— Begin —

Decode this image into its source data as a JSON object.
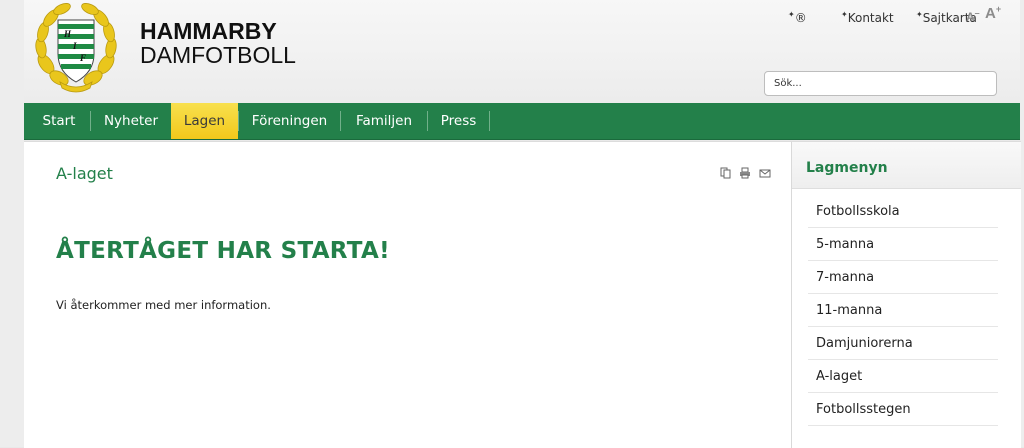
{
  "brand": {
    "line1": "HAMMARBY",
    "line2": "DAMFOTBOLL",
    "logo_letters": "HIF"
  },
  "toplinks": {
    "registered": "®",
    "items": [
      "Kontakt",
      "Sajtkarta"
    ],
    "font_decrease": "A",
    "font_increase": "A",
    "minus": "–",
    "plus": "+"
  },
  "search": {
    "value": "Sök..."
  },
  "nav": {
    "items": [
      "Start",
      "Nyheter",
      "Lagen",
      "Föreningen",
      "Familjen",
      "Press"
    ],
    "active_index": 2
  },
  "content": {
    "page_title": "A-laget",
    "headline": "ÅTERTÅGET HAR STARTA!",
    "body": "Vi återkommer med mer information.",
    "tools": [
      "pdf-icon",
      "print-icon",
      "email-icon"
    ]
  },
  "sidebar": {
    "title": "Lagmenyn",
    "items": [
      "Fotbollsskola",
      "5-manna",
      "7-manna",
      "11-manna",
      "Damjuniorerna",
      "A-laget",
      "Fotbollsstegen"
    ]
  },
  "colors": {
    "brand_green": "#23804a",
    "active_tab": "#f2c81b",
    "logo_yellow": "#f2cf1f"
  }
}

— End —
— Begin —

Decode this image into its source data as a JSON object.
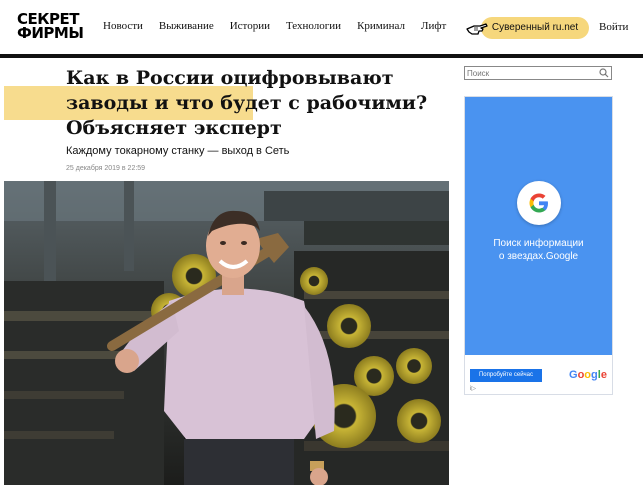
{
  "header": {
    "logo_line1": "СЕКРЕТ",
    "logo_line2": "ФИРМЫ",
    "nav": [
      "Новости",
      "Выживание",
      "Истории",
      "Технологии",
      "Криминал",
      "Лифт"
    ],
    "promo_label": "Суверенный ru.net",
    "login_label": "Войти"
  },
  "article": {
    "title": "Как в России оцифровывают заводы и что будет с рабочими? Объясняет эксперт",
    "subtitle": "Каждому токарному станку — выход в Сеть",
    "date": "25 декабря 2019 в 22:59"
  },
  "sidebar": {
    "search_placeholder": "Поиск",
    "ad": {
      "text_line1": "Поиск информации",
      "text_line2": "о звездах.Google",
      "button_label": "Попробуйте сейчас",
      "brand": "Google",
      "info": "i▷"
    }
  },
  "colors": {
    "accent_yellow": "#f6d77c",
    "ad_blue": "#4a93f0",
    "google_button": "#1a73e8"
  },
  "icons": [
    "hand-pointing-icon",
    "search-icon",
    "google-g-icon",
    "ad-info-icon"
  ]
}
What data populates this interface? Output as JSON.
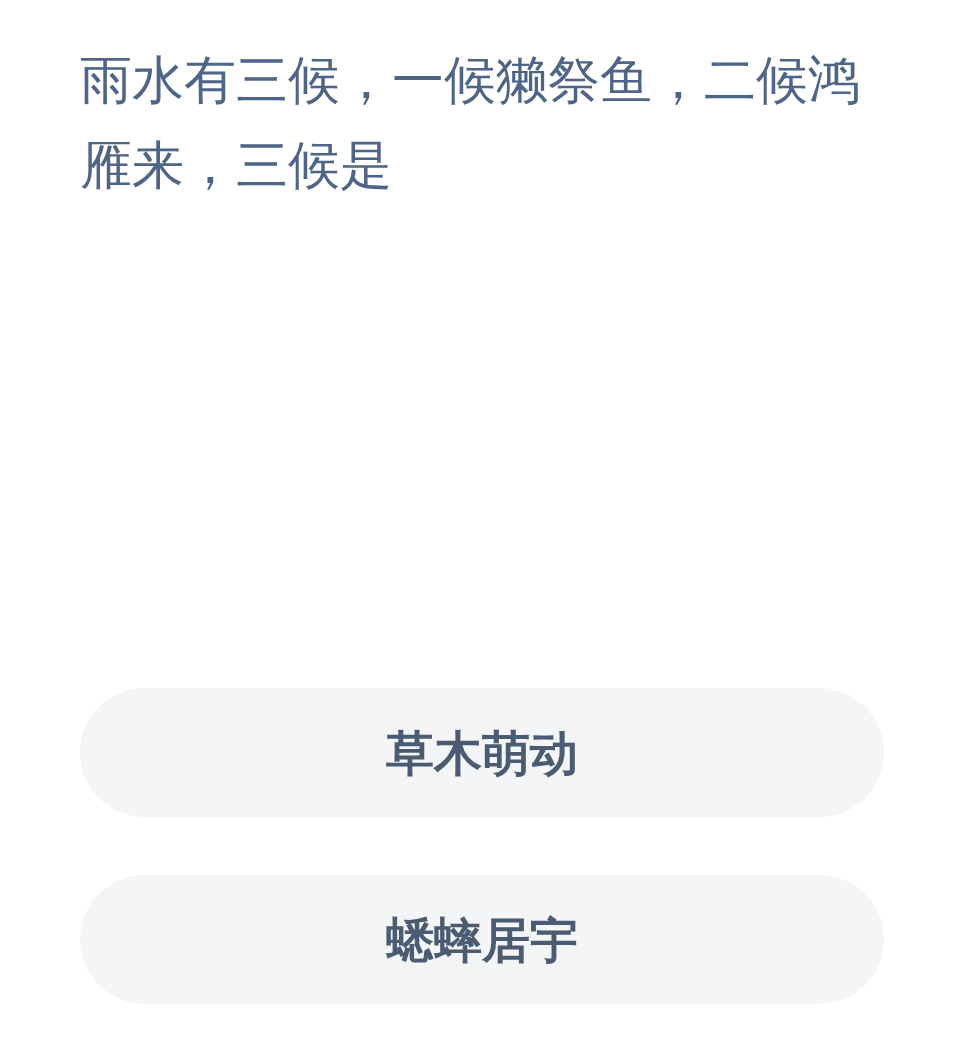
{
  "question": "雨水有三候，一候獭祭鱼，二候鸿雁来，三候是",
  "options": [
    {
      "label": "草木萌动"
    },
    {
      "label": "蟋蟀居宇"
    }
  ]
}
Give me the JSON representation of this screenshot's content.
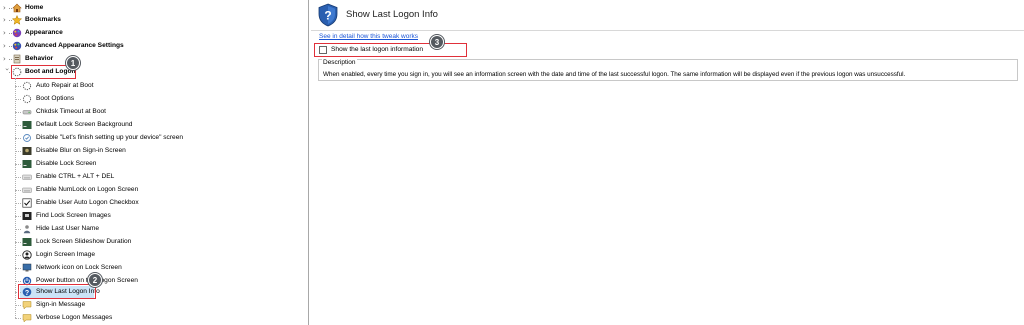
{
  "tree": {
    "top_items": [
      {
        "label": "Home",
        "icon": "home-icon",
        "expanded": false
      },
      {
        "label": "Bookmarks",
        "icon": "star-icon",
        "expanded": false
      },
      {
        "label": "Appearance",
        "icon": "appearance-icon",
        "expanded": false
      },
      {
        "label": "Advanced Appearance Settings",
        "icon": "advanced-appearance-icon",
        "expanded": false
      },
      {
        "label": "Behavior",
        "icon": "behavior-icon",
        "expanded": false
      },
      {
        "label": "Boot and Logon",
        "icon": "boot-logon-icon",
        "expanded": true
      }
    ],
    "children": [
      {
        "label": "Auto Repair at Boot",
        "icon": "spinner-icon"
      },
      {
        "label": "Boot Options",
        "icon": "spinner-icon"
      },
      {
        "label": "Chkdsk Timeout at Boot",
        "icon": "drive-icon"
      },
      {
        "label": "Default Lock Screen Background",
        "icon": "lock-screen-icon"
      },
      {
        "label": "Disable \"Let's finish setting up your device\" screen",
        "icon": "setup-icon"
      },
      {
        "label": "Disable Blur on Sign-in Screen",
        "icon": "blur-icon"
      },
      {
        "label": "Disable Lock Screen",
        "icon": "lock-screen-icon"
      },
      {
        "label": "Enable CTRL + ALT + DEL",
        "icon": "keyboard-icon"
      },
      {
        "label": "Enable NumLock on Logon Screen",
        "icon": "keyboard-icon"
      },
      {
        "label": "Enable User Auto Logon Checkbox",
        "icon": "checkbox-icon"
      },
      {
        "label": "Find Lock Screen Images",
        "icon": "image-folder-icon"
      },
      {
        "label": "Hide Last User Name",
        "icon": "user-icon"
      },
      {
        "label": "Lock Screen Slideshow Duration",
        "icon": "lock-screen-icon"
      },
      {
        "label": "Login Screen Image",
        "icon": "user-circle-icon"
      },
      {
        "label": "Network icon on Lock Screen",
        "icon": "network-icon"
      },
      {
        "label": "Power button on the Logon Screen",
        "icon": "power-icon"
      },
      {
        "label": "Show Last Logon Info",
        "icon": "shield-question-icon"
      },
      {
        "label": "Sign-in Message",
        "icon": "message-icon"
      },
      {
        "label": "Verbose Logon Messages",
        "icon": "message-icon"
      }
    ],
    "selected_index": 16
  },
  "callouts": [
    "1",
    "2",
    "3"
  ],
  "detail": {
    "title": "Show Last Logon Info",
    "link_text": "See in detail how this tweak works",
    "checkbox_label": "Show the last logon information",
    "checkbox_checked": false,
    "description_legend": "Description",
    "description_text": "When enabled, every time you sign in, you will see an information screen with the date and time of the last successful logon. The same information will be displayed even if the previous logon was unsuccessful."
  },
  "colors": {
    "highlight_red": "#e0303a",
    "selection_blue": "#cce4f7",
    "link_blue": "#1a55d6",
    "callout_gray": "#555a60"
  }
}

— End —
— Begin —

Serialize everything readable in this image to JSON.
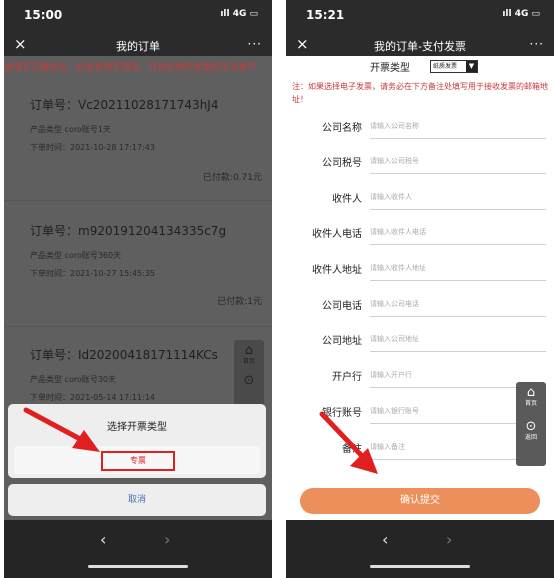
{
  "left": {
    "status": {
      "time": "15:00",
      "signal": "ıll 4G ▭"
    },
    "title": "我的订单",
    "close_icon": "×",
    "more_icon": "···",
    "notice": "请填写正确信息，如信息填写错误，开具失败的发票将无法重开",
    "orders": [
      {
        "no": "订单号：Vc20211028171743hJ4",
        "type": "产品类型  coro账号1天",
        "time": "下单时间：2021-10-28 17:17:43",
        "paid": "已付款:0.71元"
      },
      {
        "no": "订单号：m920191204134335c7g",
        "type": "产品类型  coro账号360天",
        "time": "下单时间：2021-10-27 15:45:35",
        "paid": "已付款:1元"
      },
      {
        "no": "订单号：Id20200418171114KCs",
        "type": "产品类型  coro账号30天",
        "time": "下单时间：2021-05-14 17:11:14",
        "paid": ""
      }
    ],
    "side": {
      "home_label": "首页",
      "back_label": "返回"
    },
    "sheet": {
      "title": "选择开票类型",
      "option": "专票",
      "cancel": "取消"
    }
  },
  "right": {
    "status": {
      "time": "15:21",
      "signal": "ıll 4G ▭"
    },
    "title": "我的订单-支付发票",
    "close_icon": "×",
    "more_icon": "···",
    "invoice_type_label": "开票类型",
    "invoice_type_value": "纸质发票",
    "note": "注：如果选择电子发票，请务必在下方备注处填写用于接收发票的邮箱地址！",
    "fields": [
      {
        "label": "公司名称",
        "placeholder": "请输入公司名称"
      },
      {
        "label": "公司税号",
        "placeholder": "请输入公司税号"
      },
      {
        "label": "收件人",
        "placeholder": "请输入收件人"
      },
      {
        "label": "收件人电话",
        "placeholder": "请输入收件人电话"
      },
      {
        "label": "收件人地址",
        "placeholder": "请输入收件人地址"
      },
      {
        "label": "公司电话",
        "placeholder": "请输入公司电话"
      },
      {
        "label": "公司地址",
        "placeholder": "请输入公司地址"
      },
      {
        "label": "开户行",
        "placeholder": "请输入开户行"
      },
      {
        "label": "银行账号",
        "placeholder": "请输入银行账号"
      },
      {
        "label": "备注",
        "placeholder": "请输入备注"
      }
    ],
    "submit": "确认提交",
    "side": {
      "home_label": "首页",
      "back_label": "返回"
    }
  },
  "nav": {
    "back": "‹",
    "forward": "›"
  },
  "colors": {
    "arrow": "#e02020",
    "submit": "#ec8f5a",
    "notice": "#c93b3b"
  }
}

— End —

**THE REQUEST**
Scan the lines above for "产品类型", then copy every one that has it.

**OUTPUT FOR THIS TASK**
        "type": "产品类型  coro账号1天",
        "type": "产品类型  coro账号360天",
        "type": "产品类型  coro账号30天",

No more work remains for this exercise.